→ **THE TASK**: Locate each line in the records containing "xlabel". Copy it.

-*-

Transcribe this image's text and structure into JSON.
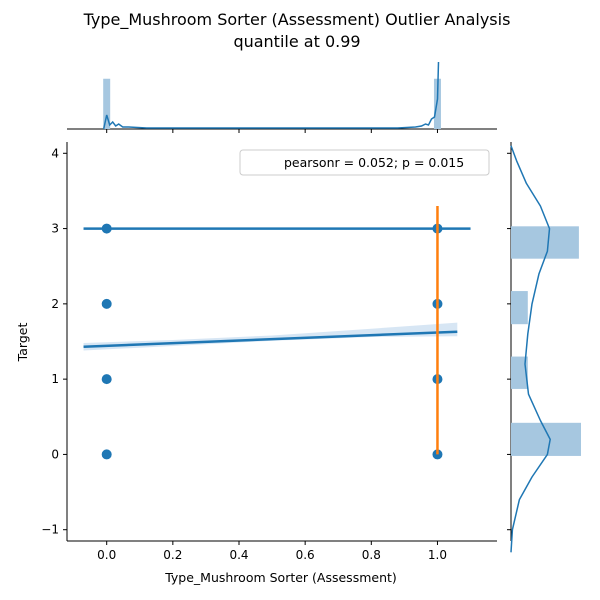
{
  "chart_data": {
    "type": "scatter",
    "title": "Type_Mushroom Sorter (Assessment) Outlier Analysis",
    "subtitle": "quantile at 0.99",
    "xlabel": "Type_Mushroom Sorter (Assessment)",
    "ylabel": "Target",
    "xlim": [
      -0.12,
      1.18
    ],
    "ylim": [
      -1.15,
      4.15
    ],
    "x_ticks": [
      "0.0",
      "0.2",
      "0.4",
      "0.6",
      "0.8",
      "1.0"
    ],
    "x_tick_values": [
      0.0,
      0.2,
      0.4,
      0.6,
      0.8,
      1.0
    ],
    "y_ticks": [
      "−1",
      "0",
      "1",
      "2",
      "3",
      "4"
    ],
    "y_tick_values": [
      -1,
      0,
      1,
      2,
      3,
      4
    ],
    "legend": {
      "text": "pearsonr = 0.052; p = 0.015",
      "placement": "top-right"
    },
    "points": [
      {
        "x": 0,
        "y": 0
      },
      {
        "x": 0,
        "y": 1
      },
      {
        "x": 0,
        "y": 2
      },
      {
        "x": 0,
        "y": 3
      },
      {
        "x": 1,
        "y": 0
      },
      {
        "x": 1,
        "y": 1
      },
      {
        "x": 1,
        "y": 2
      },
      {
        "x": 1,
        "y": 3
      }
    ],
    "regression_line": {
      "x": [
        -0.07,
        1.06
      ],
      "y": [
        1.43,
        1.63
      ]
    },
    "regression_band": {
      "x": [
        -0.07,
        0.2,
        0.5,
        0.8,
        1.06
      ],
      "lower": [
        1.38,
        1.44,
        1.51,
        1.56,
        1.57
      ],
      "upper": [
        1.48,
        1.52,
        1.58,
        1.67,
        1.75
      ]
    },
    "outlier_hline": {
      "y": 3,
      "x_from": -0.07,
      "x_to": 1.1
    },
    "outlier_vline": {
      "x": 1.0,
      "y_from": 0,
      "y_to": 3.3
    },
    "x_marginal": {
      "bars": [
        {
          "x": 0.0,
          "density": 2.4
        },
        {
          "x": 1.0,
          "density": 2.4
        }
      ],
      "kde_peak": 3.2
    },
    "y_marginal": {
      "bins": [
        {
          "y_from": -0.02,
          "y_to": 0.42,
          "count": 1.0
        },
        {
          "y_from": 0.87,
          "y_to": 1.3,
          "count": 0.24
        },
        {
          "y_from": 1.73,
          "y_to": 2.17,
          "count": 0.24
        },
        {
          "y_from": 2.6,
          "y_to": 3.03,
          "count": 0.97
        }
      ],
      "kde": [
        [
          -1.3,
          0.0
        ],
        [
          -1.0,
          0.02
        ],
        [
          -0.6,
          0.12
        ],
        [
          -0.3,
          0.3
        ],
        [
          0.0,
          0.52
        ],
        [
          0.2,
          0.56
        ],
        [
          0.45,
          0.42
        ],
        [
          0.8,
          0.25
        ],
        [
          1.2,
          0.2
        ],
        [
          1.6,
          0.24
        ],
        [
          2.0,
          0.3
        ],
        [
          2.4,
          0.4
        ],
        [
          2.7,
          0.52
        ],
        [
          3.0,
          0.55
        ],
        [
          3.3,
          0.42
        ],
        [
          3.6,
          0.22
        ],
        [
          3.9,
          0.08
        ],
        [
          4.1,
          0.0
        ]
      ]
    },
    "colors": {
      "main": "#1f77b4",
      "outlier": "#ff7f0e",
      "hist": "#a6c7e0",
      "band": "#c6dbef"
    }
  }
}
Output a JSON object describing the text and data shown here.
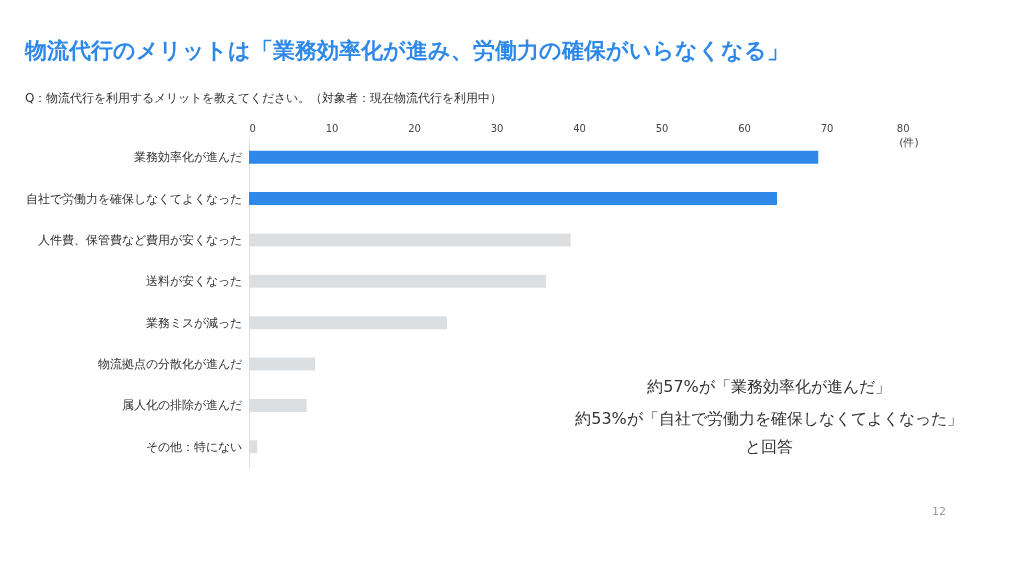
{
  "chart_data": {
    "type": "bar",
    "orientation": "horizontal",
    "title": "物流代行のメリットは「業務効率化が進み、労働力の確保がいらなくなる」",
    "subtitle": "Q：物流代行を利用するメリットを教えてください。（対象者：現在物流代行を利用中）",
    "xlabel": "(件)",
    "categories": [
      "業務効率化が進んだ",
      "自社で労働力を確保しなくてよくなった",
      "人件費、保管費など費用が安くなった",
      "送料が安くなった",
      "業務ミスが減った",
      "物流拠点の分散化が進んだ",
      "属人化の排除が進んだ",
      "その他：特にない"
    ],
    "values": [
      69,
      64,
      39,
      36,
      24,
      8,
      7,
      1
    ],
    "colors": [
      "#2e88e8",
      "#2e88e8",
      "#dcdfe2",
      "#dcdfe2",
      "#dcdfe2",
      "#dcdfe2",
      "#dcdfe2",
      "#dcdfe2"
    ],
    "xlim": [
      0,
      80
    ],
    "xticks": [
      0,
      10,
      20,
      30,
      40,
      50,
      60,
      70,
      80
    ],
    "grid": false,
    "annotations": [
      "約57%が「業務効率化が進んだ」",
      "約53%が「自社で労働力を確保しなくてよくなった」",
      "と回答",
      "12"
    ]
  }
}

-*-

→ **ANSWER TO THE EXERCISE**:
    "xlabel": "Type_Mushroom Sorter (Assessment)",
    "xlabel": "(件)",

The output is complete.